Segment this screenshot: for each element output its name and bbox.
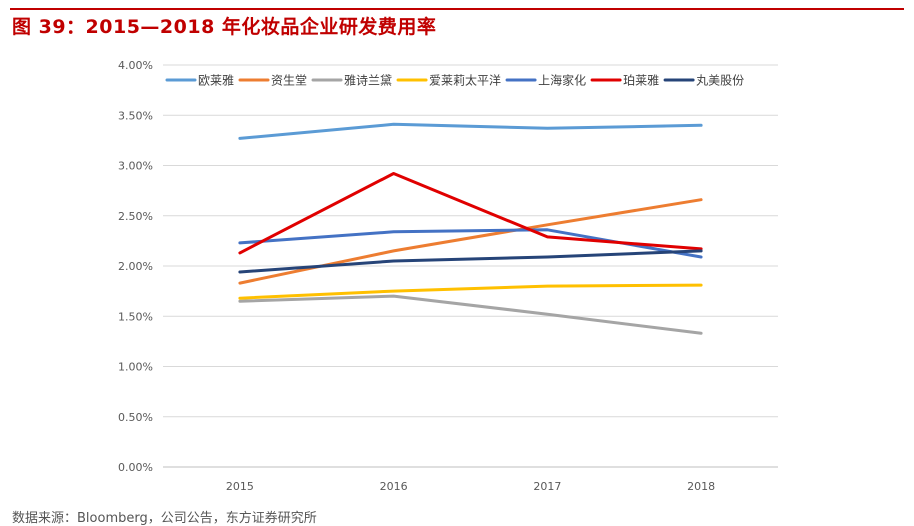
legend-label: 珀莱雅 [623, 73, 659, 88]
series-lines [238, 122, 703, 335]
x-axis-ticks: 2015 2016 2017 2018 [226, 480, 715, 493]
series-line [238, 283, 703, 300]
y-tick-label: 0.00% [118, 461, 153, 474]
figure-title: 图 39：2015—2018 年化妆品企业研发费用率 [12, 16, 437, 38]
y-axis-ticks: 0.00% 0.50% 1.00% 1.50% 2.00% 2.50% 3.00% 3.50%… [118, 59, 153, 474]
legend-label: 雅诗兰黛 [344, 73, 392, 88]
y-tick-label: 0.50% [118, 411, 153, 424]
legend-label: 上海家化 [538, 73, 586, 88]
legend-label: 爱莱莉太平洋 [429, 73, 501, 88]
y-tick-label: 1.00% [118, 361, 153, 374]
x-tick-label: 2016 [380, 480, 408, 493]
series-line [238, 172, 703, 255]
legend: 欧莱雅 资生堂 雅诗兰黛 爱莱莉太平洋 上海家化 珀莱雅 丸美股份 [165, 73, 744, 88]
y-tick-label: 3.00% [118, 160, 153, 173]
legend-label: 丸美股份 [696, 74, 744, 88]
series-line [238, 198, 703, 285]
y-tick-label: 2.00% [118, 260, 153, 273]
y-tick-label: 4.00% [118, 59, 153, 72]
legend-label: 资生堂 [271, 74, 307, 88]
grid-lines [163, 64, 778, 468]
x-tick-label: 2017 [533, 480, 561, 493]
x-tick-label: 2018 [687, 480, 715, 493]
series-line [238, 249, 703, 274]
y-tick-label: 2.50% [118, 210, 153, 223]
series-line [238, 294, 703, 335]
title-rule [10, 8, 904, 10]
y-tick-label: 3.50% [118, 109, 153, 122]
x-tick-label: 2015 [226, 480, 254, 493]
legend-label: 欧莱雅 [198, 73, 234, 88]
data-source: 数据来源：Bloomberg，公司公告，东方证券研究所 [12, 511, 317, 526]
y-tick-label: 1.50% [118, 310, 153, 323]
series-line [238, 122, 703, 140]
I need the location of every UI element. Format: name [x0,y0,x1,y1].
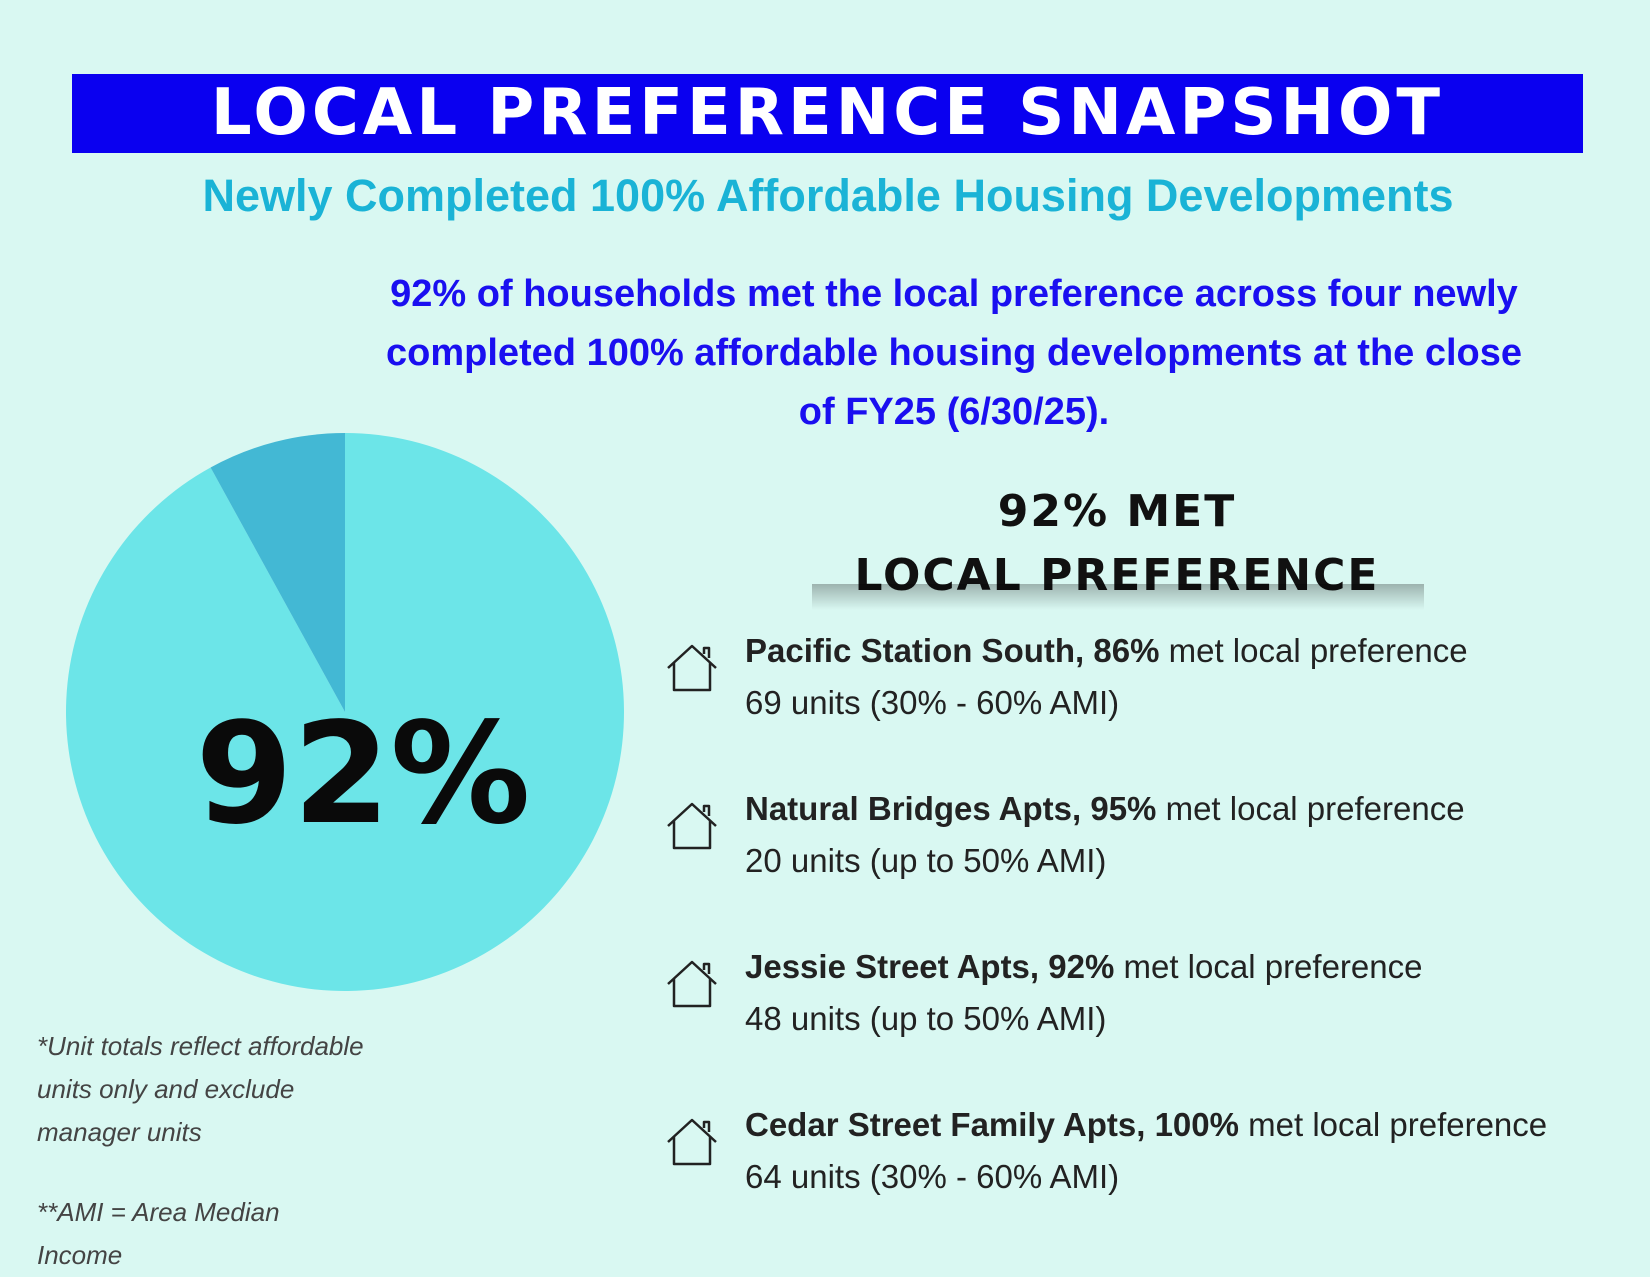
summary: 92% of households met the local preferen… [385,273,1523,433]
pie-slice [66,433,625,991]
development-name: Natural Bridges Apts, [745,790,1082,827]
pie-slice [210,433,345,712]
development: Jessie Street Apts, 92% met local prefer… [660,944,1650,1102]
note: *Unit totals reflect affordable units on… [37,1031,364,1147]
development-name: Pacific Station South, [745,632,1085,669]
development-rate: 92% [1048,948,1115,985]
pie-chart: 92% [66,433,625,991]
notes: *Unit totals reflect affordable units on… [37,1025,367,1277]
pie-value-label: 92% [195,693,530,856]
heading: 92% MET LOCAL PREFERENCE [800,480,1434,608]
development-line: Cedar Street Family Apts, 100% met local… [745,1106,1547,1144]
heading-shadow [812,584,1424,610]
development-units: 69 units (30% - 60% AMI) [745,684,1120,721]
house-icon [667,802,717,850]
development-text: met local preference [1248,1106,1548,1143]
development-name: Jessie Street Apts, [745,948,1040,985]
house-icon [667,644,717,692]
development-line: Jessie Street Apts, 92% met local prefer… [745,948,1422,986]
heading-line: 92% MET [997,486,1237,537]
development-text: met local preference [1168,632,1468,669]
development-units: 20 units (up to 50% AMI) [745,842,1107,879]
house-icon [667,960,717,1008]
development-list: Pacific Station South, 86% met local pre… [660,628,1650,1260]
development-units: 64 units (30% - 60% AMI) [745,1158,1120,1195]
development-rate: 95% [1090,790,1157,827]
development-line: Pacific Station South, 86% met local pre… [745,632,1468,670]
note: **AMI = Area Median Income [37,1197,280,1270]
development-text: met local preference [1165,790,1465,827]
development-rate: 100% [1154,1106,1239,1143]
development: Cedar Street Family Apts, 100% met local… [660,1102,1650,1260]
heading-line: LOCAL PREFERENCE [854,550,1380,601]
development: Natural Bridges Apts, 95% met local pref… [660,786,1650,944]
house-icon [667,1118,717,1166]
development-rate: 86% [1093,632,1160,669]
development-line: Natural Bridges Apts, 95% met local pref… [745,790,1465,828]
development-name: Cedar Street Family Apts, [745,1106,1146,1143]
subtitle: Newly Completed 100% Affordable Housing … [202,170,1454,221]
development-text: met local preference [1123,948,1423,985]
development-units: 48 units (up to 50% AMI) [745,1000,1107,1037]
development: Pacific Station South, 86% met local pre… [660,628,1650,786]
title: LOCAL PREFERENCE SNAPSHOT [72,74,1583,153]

------------------------------------------------

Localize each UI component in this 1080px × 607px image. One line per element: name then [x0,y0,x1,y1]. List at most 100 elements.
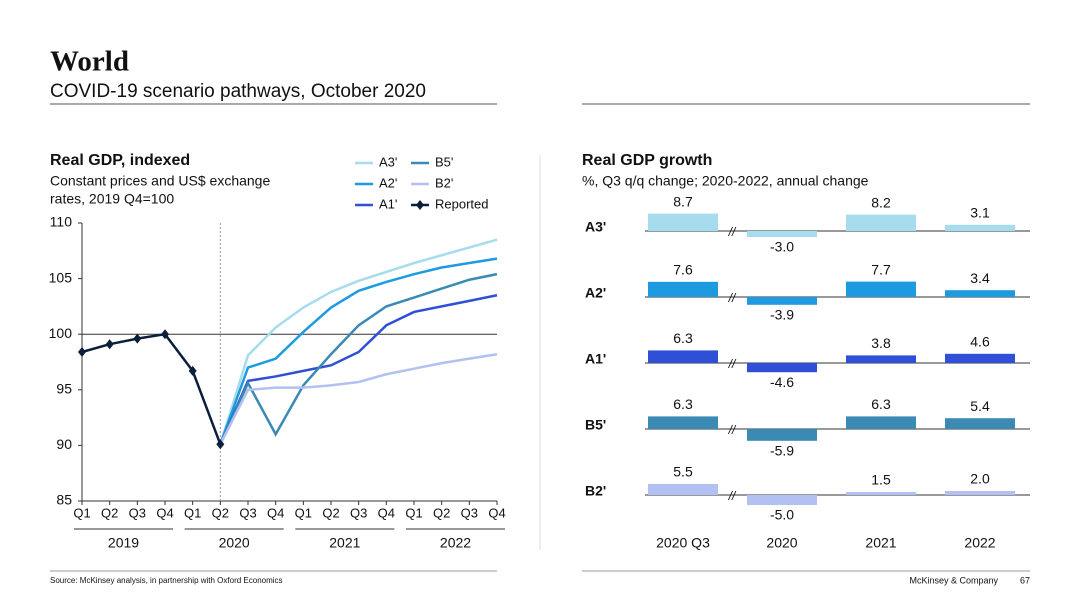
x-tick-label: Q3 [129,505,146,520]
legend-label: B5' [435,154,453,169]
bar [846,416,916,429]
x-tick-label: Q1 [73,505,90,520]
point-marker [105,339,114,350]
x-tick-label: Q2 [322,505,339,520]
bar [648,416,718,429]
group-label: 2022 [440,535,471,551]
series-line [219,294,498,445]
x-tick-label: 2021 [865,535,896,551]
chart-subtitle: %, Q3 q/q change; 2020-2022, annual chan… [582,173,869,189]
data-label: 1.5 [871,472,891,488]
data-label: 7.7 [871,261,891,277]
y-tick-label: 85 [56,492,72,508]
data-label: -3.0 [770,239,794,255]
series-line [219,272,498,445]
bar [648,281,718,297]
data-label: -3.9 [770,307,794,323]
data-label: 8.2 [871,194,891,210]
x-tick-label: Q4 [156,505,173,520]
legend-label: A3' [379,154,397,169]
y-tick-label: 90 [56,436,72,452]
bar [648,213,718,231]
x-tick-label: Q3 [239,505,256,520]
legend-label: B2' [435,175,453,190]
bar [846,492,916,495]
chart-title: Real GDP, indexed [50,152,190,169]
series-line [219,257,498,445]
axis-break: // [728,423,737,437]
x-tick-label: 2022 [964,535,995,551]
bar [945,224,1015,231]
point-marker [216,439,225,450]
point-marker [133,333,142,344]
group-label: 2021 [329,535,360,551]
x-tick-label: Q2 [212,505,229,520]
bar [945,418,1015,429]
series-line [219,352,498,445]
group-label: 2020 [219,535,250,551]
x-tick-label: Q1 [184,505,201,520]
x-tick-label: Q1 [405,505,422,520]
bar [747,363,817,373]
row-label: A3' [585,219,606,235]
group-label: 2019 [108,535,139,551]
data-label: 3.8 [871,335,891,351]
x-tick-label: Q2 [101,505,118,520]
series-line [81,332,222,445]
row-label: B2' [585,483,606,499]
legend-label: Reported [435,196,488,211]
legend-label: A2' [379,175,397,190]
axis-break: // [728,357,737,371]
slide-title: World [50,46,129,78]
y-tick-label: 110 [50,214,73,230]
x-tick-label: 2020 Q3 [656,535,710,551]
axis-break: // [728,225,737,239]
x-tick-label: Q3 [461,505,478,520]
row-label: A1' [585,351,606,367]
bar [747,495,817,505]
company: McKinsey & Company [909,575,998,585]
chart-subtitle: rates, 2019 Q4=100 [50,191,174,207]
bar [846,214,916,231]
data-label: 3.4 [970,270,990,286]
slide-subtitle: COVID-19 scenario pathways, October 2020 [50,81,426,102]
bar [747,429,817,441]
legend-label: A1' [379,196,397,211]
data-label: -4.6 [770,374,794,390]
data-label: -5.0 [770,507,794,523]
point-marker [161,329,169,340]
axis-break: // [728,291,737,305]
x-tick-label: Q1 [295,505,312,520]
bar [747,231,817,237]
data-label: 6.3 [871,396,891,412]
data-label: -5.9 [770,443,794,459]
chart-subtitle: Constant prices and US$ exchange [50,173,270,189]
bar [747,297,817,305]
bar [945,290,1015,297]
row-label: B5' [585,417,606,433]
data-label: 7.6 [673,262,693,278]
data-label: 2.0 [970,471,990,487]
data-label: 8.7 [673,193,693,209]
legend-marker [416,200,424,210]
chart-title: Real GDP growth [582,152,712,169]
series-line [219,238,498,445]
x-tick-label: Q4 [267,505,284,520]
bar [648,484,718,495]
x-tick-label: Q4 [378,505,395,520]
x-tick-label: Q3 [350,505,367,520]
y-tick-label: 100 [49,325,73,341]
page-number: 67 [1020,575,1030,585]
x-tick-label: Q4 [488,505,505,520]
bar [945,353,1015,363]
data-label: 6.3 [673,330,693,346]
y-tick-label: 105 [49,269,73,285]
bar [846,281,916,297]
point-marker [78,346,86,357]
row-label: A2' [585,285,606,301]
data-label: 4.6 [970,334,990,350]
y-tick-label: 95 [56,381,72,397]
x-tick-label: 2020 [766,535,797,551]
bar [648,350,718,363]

------------------------------------------------

- **Task objective**
Starting with the line that contains "summary: 92% of" and going on through the line that contains "note: *Unit totals", lay out those entry lines from above as a Markdown table with the columns Row and Content. Number each row, and leave out any blank lines.

- **Written answer**
| Row | Content |
|---|---|
| 1 | summary: 92% of households met the local preferen… [385,273,1523,433] |
| 2 | pie-slice [66,433,625,991] |
| 3 | development-name: Natural Bridges Apts, [745,790,1082,827] |
| 4 | pie-slice [210,433,345,712] |
| 5 | development: Jessie Street Apts, 92% met local prefer… [660,944,1650,1102] |
| 6 | note: *Unit totals reflect affordable units on… [37,1031,364,1147] |